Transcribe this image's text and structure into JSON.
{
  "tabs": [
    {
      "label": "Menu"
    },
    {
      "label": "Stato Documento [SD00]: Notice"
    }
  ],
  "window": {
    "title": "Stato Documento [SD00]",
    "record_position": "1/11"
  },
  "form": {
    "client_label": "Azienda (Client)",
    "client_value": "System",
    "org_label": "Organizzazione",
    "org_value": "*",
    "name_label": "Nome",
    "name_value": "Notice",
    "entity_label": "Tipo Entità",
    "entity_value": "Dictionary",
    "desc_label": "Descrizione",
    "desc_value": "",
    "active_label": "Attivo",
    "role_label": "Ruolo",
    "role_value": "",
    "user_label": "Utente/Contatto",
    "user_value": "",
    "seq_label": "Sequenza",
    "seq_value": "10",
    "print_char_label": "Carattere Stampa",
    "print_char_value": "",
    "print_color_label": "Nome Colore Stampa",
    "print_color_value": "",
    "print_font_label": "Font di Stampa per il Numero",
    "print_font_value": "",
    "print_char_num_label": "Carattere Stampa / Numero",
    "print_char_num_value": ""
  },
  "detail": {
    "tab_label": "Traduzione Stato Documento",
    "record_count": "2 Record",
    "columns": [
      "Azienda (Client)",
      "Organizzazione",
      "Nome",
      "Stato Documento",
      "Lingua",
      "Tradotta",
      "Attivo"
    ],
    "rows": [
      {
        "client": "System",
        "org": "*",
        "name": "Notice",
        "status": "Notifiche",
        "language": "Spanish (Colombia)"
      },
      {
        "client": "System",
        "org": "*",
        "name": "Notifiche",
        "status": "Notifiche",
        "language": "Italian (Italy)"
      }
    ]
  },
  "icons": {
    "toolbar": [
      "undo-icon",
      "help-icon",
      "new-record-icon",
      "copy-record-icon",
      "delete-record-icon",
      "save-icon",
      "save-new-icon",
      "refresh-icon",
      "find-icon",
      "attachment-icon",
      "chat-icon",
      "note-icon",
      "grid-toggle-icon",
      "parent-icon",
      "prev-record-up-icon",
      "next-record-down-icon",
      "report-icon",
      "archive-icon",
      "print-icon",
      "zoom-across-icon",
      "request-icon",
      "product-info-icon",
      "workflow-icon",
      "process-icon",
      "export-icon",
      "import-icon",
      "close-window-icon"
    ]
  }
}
—————
▶ [PROBLEM TO SOLVE]: Copy out every line of the material above that mentions the word "Stato".

▶ [WRITTEN ANSWER]:
      "label": "Stato Documento [SD00]: Notice"
    "title": "Stato Documento [SD00]",
    "tab_label": "Traduzione Stato Documento",
      "Stato Documento",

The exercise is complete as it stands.